_Data lines_
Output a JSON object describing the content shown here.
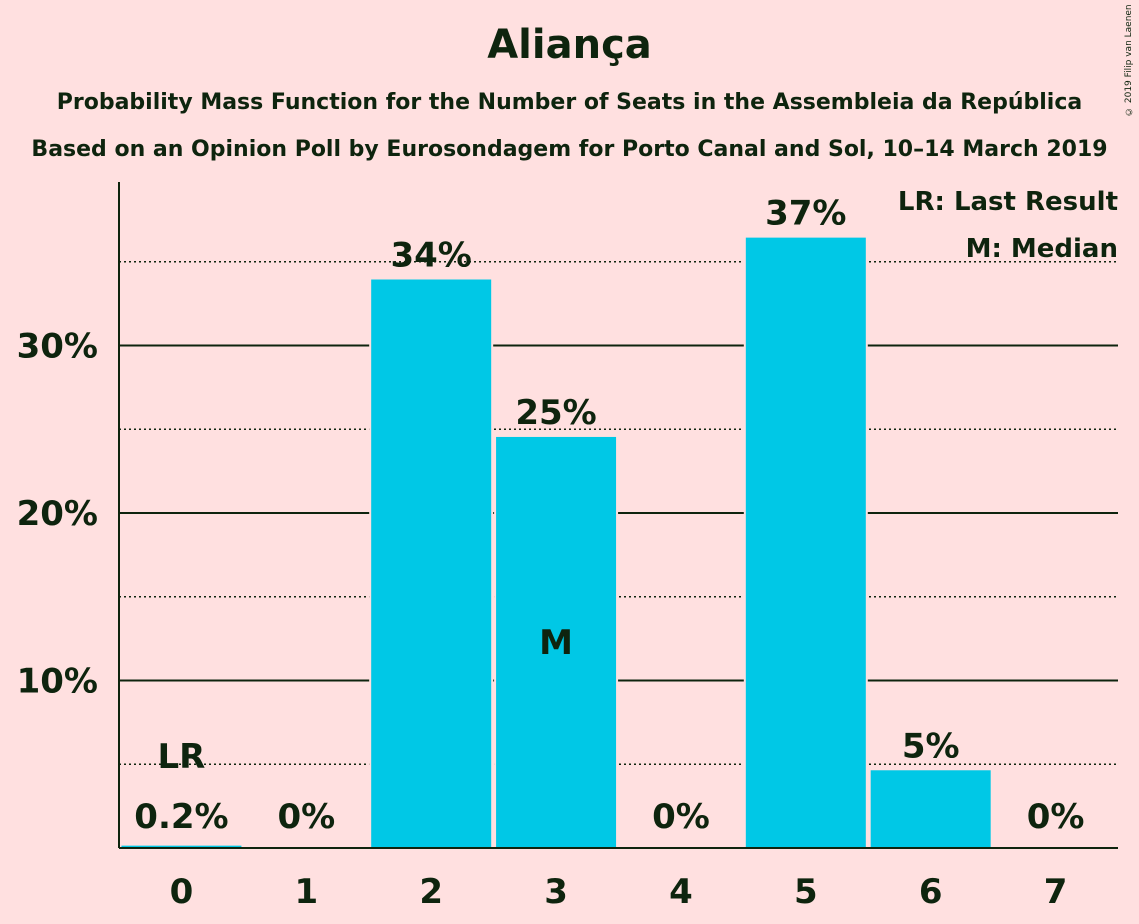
{
  "title": "Aliança",
  "subtitle1": "Probability Mass Function for the Number of Seats in the Assembleia da República",
  "subtitle2": "Based on an Opinion Poll by Eurosondagem for Porto Canal and Sol, 10–14 March 2019",
  "copyright": "© 2019 Filip van Laenen",
  "legend": {
    "last_result": "LR: Last Result",
    "median": "M: Median"
  },
  "markers": {
    "last_result": "LR",
    "median": "M"
  },
  "colors": {
    "background": "#FFE0E0",
    "bar": "#00C8E6",
    "text": "#0E240E"
  },
  "chart_data": {
    "type": "bar",
    "categories": [
      "0",
      "1",
      "2",
      "3",
      "4",
      "5",
      "6",
      "7"
    ],
    "values": [
      0.2,
      0,
      34,
      24.6,
      0,
      36.5,
      4.7,
      0
    ],
    "value_labels": [
      "0.2%",
      "0%",
      "34%",
      "25%",
      "0%",
      "37%",
      "5%",
      "0%"
    ],
    "y_ticks": [
      10,
      20,
      30
    ],
    "y_tick_labels": [
      "10%",
      "20%",
      "30%"
    ],
    "ylim": [
      0,
      39.7
    ],
    "minor_gridlines": [
      5,
      15,
      25,
      35
    ],
    "last_result_seat": "0",
    "median_seat": "3",
    "grid": true,
    "legend_position": "top-right"
  }
}
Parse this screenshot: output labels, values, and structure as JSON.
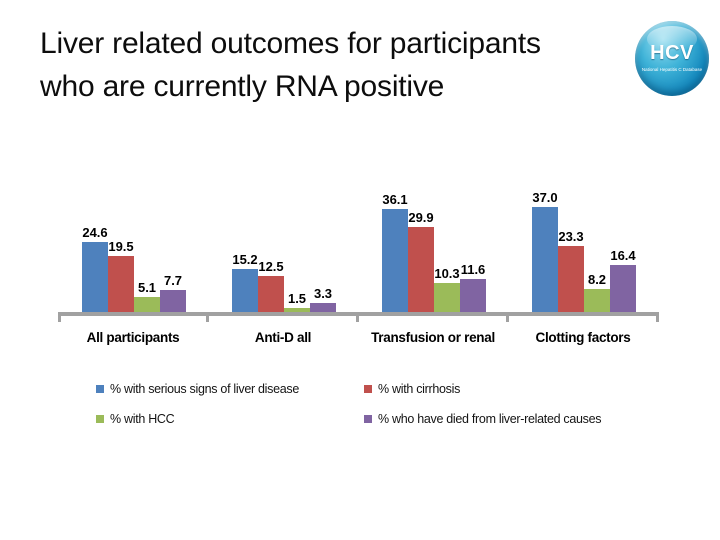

_Instructions to follow_
Write out the listing above exactly as it stands, pictures excluded.

_Answer to the problem_
Output a JSON object describing the content shown here.
{
  "title": "Aliança",
  "subtitle1": "Probability Mass Function for the Number of Seats in the Assembleia da República",
  "subtitle2": "Based on an Opinion Poll by Eurosondagem for Porto Canal and Sol, 10–14 March 2019",
  "copyright": "© 2019 Filip van Laenen",
  "legend": {
    "last_result": "LR: Last Result",
    "median": "M: Median"
  },
  "markers": {
    "last_result": "LR",
    "median": "M"
  },
  "colors": {
    "background": "#FFE0E0",
    "bar": "#00C8E6",
    "text": "#0E240E"
  },
  "chart_data": {
    "type": "bar",
    "categories": [
      "0",
      "1",
      "2",
      "3",
      "4",
      "5",
      "6",
      "7"
    ],
    "values": [
      0.2,
      0,
      34,
      24.6,
      0,
      36.5,
      4.7,
      0
    ],
    "value_labels": [
      "0.2%",
      "0%",
      "34%",
      "25%",
      "0%",
      "37%",
      "5%",
      "0%"
    ],
    "y_ticks": [
      10,
      20,
      30
    ],
    "y_tick_labels": [
      "10%",
      "20%",
      "30%"
    ],
    "ylim": [
      0,
      39.7
    ],
    "minor_gridlines": [
      5,
      15,
      25,
      35
    ],
    "last_result_seat": "0",
    "median_seat": "3",
    "grid": true,
    "legend_position": "top-right"
  }
}
Parse this screenshot: output labels, values, and structure as JSON.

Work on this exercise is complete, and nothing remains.